(Raw records)
________________________
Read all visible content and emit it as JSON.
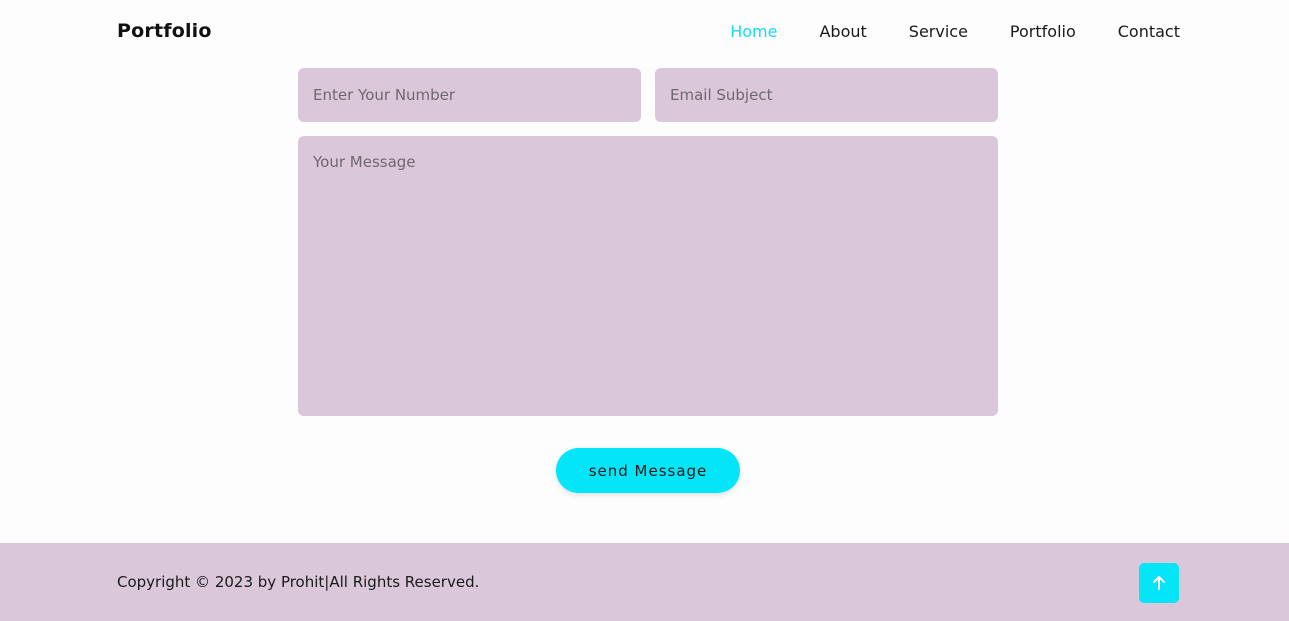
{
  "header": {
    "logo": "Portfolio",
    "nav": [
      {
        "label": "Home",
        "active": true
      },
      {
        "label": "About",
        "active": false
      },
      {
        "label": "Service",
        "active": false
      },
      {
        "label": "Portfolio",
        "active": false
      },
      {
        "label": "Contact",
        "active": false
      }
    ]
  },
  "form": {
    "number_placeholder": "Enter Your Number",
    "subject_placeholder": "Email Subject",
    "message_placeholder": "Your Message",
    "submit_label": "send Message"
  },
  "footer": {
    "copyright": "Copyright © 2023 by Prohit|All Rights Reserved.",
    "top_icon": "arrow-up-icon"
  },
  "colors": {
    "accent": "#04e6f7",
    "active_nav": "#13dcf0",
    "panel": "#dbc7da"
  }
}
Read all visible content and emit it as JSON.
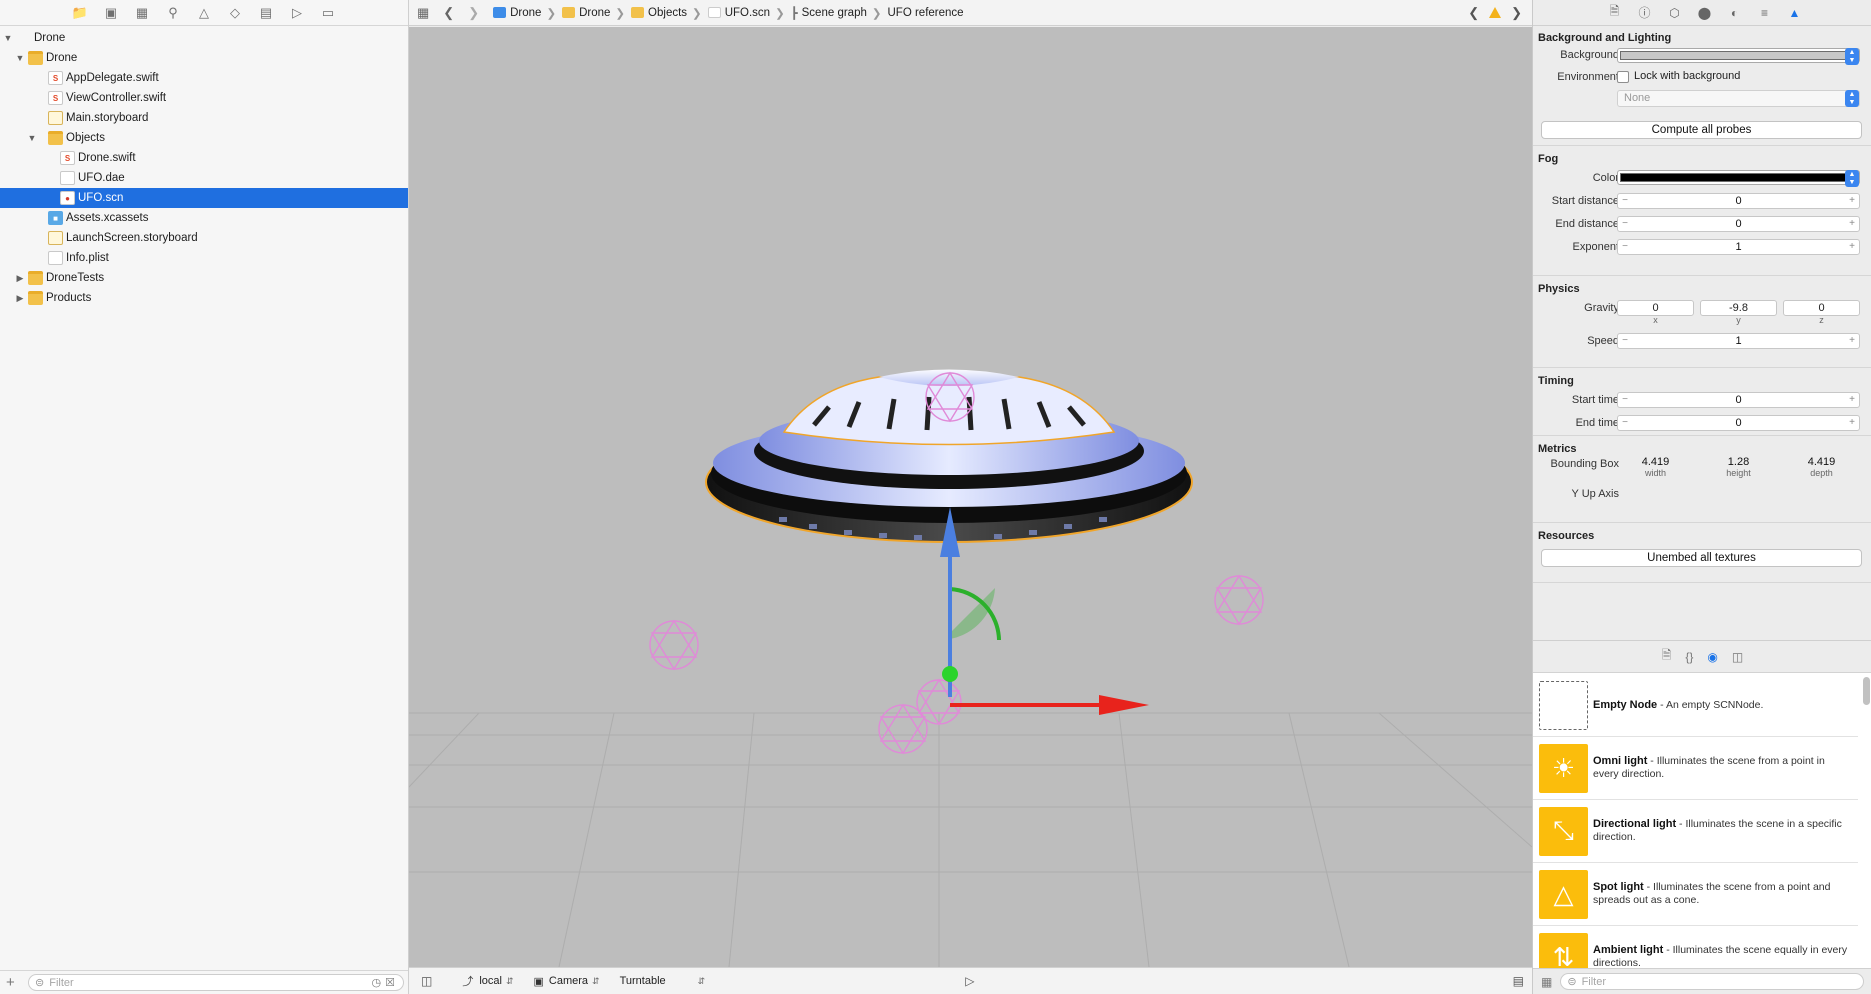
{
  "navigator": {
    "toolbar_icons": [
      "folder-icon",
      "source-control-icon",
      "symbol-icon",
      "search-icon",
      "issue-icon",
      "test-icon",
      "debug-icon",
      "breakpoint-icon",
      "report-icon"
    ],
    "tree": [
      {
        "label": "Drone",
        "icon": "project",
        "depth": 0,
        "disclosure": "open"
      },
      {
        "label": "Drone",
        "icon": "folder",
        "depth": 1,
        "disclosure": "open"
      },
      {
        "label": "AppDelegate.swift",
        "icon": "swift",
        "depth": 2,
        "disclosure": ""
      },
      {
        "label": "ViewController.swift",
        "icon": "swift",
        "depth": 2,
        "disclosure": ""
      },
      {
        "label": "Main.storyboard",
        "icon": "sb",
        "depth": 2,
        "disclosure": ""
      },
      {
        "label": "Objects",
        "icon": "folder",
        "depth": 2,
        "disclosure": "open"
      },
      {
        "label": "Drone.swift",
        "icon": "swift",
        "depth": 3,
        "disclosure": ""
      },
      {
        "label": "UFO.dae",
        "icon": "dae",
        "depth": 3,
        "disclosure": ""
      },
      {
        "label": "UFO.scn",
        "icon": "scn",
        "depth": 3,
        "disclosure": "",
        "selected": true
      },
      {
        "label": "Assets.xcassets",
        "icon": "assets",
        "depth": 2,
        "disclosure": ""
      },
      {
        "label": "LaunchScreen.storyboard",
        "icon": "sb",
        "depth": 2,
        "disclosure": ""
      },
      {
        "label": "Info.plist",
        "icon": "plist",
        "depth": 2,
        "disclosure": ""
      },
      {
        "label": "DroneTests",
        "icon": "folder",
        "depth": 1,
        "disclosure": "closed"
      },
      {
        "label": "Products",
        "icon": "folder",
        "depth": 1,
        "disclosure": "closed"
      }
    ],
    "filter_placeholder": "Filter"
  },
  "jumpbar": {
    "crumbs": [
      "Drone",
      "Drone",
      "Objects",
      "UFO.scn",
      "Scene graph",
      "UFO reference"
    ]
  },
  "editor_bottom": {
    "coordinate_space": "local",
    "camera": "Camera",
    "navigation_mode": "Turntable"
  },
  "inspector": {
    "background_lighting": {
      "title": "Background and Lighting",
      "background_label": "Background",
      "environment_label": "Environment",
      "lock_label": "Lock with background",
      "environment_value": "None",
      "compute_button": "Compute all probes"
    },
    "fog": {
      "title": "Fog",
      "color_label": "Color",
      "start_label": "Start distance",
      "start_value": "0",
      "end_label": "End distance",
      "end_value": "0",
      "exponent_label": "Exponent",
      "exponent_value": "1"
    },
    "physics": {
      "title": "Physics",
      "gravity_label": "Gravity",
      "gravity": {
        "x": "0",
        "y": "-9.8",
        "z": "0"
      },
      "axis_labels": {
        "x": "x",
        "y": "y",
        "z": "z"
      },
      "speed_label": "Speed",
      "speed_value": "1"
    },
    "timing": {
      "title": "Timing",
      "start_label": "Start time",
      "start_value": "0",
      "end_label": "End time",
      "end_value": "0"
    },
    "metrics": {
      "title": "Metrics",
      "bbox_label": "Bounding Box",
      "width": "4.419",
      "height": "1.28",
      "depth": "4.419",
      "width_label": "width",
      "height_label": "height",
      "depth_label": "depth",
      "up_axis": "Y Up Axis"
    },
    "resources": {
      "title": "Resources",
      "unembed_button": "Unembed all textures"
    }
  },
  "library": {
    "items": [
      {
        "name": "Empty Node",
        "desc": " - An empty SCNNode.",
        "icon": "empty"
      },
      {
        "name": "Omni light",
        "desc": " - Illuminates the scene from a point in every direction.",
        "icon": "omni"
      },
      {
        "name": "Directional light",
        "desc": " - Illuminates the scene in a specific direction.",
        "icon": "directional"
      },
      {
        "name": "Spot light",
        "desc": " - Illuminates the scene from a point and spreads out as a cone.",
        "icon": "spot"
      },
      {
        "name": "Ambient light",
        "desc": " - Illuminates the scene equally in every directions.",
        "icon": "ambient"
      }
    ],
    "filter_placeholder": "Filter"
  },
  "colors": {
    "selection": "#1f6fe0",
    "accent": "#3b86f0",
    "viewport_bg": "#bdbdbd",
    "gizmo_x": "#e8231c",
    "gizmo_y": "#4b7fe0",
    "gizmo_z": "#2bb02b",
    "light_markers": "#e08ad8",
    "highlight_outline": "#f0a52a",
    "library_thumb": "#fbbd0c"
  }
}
________________________
Given request:
Omit the pictures and reproduce the listing exactly.

Completed task:
Read all visible content and emit it as JSON.
{
  "header": {
    "logo": "Portfolio",
    "nav": [
      {
        "label": "Home",
        "active": true
      },
      {
        "label": "About",
        "active": false
      },
      {
        "label": "Service",
        "active": false
      },
      {
        "label": "Portfolio",
        "active": false
      },
      {
        "label": "Contact",
        "active": false
      }
    ]
  },
  "form": {
    "number_placeholder": "Enter Your Number",
    "subject_placeholder": "Email Subject",
    "message_placeholder": "Your Message",
    "submit_label": "send Message"
  },
  "footer": {
    "copyright": "Copyright © 2023 by Prohit|All Rights Reserved.",
    "top_icon": "arrow-up-icon"
  },
  "colors": {
    "accent": "#04e6f7",
    "active_nav": "#13dcf0",
    "panel": "#dbc7da"
  }
}
Read all visible content and emit it as JSON.
{
  "navigator": {
    "toolbar_icons": [
      "folder-icon",
      "source-control-icon",
      "symbol-icon",
      "search-icon",
      "issue-icon",
      "test-icon",
      "debug-icon",
      "breakpoint-icon",
      "report-icon"
    ],
    "tree": [
      {
        "label": "Drone",
        "icon": "project",
        "depth": 0,
        "disclosure": "open"
      },
      {
        "label": "Drone",
        "icon": "folder",
        "depth": 1,
        "disclosure": "open"
      },
      {
        "label": "AppDelegate.swift",
        "icon": "swift",
        "depth": 2,
        "disclosure": ""
      },
      {
        "label": "ViewController.swift",
        "icon": "swift",
        "depth": 2,
        "disclosure": ""
      },
      {
        "label": "Main.storyboard",
        "icon": "sb",
        "depth": 2,
        "disclosure": ""
      },
      {
        "label": "Objects",
        "icon": "folder",
        "depth": 2,
        "disclosure": "open"
      },
      {
        "label": "Drone.swift",
        "icon": "swift",
        "depth": 3,
        "disclosure": ""
      },
      {
        "label": "UFO.dae",
        "icon": "dae",
        "depth": 3,
        "disclosure": ""
      },
      {
        "label": "UFO.scn",
        "icon": "scn",
        "depth": 3,
        "disclosure": "",
        "selected": true
      },
      {
        "label": "Assets.xcassets",
        "icon": "assets",
        "depth": 2,
        "disclosure": ""
      },
      {
        "label": "LaunchScreen.storyboard",
        "icon": "sb",
        "depth": 2,
        "disclosure": ""
      },
      {
        "label": "Info.plist",
        "icon": "plist",
        "depth": 2,
        "disclosure": ""
      },
      {
        "label": "DroneTests",
        "icon": "folder",
        "depth": 1,
        "disclosure": "closed"
      },
      {
        "label": "Products",
        "icon": "folder",
        "depth": 1,
        "disclosure": "closed"
      }
    ],
    "filter_placeholder": "Filter"
  },
  "jumpbar": {
    "crumbs": [
      "Drone",
      "Drone",
      "Objects",
      "UFO.scn",
      "Scene graph",
      "UFO reference"
    ]
  },
  "editor_bottom": {
    "coordinate_space": "local",
    "camera": "Camera",
    "navigation_mode": "Turntable"
  },
  "inspector": {
    "background_lighting": {
      "title": "Background and Lighting",
      "background_label": "Background",
      "environment_label": "Environment",
      "lock_label": "Lock with background",
      "environment_value": "None",
      "compute_button": "Compute all probes"
    },
    "fog": {
      "title": "Fog",
      "color_label": "Color",
      "start_label": "Start distance",
      "start_value": "0",
      "end_label": "End distance",
      "end_value": "0",
      "exponent_label": "Exponent",
      "exponent_value": "1"
    },
    "physics": {
      "title": "Physics",
      "gravity_label": "Gravity",
      "gravity": {
        "x": "0",
        "y": "-9.8",
        "z": "0"
      },
      "axis_labels": {
        "x": "x",
        "y": "y",
        "z": "z"
      },
      "speed_label": "Speed",
      "speed_value": "1"
    },
    "timing": {
      "title": "Timing",
      "start_label": "Start time",
      "start_value": "0",
      "end_label": "End time",
      "end_value": "0"
    },
    "metrics": {
      "title": "Metrics",
      "bbox_label": "Bounding Box",
      "width": "4.419",
      "height": "1.28",
      "depth": "4.419",
      "width_label": "width",
      "height_label": "height",
      "depth_label": "depth",
      "up_axis": "Y Up Axis"
    },
    "resources": {
      "title": "Resources",
      "unembed_button": "Unembed all textures"
    }
  },
  "library": {
    "items": [
      {
        "name": "Empty Node",
        "desc": " - An empty SCNNode.",
        "icon": "empty"
      },
      {
        "name": "Omni light",
        "desc": " - Illuminates the scene from a point in every direction.",
        "icon": "omni"
      },
      {
        "name": "Directional light",
        "desc": " - Illuminates the scene in a specific direction.",
        "icon": "directional"
      },
      {
        "name": "Spot light",
        "desc": " - Illuminates the scene from a point and spreads out as a cone.",
        "icon": "spot"
      },
      {
        "name": "Ambient light",
        "desc": " - Illuminates the scene equally in every directions.",
        "icon": "ambient"
      }
    ],
    "filter_placeholder": "Filter"
  },
  "colors": {
    "selection": "#1f6fe0",
    "accent": "#3b86f0",
    "viewport_bg": "#bdbdbd",
    "gizmo_x": "#e8231c",
    "gizmo_y": "#4b7fe0",
    "gizmo_z": "#2bb02b",
    "light_markers": "#e08ad8",
    "highlight_outline": "#f0a52a",
    "library_thumb": "#fbbd0c"
  }
}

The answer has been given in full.